Directions: Copy out lines with the word "name" from the material that follows.

Provided data:

________________________

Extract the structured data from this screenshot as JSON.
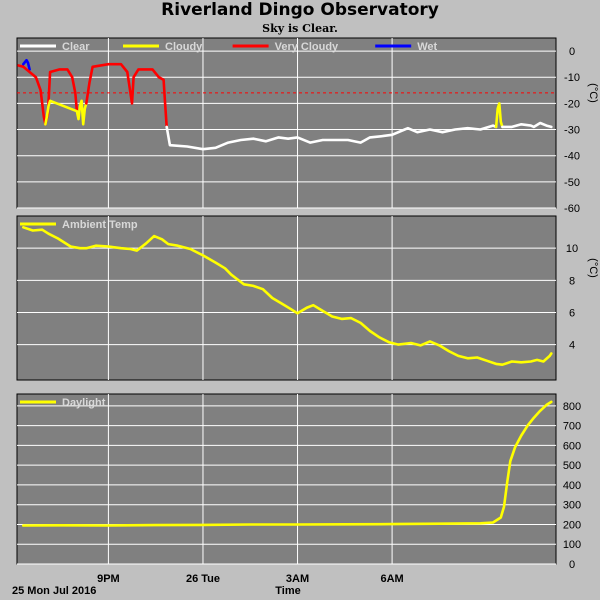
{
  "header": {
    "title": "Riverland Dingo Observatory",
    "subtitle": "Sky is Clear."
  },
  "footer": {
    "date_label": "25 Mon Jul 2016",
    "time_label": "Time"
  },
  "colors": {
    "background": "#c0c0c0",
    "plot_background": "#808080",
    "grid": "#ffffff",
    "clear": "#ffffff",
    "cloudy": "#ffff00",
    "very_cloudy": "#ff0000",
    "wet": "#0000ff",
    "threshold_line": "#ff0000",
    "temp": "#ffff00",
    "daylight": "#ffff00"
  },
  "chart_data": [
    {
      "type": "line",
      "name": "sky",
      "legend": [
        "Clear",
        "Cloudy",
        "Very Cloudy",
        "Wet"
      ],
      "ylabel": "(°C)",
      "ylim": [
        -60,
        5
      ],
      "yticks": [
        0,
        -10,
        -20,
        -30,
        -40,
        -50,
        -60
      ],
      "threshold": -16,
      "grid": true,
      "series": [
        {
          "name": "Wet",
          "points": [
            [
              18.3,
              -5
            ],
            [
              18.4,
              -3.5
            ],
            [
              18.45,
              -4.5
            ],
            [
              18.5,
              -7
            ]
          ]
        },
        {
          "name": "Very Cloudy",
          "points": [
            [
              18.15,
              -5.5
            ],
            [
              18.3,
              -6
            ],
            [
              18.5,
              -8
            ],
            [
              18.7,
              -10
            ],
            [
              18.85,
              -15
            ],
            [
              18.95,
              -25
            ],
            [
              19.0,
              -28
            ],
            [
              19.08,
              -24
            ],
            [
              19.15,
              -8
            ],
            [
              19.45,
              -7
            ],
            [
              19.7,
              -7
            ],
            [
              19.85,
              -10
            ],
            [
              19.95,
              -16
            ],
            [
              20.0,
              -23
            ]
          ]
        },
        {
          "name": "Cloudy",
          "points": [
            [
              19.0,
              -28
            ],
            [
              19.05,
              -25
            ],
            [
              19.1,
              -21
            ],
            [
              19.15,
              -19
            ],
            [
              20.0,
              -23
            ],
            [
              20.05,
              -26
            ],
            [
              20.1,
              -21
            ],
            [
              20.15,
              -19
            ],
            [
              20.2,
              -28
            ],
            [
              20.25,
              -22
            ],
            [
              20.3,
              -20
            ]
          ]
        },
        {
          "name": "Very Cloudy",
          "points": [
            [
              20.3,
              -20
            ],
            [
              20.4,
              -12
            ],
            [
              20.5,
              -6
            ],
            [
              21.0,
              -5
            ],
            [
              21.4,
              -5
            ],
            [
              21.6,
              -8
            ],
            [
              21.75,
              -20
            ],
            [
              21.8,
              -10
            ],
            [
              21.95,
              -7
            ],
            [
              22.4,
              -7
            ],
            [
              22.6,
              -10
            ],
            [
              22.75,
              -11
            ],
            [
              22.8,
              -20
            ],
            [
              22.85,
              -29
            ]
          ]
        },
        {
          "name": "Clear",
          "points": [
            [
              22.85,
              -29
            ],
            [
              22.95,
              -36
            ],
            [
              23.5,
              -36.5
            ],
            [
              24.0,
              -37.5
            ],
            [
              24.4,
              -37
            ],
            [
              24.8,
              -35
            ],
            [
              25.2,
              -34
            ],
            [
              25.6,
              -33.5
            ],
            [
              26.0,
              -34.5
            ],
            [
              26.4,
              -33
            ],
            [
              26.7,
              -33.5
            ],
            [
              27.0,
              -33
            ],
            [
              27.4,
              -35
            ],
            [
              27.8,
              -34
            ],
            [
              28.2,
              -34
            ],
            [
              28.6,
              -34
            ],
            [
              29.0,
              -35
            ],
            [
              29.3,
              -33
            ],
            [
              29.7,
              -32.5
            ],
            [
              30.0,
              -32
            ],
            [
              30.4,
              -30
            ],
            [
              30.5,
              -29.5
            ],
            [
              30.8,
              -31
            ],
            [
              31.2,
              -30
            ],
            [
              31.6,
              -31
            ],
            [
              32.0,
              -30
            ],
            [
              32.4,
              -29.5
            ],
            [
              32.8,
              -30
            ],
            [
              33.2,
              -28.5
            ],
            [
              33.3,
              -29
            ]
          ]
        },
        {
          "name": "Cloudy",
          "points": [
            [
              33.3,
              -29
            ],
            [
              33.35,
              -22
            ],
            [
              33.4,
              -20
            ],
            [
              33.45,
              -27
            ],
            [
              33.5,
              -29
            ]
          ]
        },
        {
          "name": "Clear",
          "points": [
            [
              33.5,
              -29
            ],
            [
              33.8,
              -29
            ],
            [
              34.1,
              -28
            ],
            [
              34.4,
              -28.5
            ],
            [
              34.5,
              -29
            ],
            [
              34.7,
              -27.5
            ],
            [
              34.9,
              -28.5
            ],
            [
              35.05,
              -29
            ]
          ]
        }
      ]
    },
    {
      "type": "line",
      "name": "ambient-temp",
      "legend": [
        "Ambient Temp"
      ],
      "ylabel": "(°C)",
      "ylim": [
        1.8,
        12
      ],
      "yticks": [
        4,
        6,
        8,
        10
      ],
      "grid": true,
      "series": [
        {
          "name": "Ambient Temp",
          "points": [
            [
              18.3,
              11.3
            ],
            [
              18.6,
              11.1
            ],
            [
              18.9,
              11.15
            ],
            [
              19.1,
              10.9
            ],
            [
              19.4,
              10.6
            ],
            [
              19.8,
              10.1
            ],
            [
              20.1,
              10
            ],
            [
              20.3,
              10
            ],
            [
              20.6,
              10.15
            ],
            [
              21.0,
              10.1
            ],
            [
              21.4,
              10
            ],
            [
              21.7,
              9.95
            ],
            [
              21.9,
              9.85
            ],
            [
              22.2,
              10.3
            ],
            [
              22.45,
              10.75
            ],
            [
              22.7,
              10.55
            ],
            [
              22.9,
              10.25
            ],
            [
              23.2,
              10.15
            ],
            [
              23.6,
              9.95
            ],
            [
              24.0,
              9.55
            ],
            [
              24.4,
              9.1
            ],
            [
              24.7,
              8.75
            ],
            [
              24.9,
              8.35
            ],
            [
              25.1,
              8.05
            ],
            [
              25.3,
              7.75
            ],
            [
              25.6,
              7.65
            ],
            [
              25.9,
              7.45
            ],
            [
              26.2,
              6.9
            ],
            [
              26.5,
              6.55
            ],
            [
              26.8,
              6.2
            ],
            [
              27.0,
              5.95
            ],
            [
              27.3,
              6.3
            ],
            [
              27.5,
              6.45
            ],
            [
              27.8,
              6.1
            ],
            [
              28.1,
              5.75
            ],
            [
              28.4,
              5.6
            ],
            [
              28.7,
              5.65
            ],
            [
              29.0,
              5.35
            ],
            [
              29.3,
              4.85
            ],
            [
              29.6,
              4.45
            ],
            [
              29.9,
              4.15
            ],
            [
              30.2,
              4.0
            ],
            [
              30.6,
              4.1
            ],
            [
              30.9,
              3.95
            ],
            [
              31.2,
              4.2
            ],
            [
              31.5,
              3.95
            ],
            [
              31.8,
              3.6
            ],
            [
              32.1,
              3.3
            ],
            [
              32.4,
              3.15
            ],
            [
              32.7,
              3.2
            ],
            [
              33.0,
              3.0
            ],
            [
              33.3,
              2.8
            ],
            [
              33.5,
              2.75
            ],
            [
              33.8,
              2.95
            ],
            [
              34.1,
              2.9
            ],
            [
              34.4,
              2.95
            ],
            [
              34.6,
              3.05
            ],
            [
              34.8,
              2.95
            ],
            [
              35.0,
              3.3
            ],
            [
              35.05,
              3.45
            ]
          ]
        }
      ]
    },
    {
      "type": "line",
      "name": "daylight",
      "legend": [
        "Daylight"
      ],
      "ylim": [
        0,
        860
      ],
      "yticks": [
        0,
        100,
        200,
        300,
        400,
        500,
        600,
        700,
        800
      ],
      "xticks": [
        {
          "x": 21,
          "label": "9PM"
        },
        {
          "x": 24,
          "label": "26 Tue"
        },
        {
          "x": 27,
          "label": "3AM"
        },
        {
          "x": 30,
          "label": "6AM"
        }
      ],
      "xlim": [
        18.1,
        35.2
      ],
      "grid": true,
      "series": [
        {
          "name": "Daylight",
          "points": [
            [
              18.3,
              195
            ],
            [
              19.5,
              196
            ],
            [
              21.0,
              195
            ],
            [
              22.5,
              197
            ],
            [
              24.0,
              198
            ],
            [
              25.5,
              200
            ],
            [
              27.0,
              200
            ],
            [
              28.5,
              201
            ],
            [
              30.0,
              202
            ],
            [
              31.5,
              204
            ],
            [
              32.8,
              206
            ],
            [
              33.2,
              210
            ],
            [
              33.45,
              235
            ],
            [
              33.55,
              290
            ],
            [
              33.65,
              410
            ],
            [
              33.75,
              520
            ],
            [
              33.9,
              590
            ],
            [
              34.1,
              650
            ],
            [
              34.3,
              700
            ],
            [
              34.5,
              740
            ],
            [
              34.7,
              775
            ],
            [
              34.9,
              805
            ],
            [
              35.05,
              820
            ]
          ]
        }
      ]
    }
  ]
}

________________________

Solution to this exercise:
      "name": "sky",
          "name": "Wet",
          "name": "Very Cloudy",
          "name": "Cloudy",
          "name": "Very Cloudy",
          "name": "Clear",
          "name": "Cloudy",
          "name": "Clear",
      "name": "ambient-temp",
          "name": "Ambient Temp",
      "name": "daylight",
          "name": "Daylight",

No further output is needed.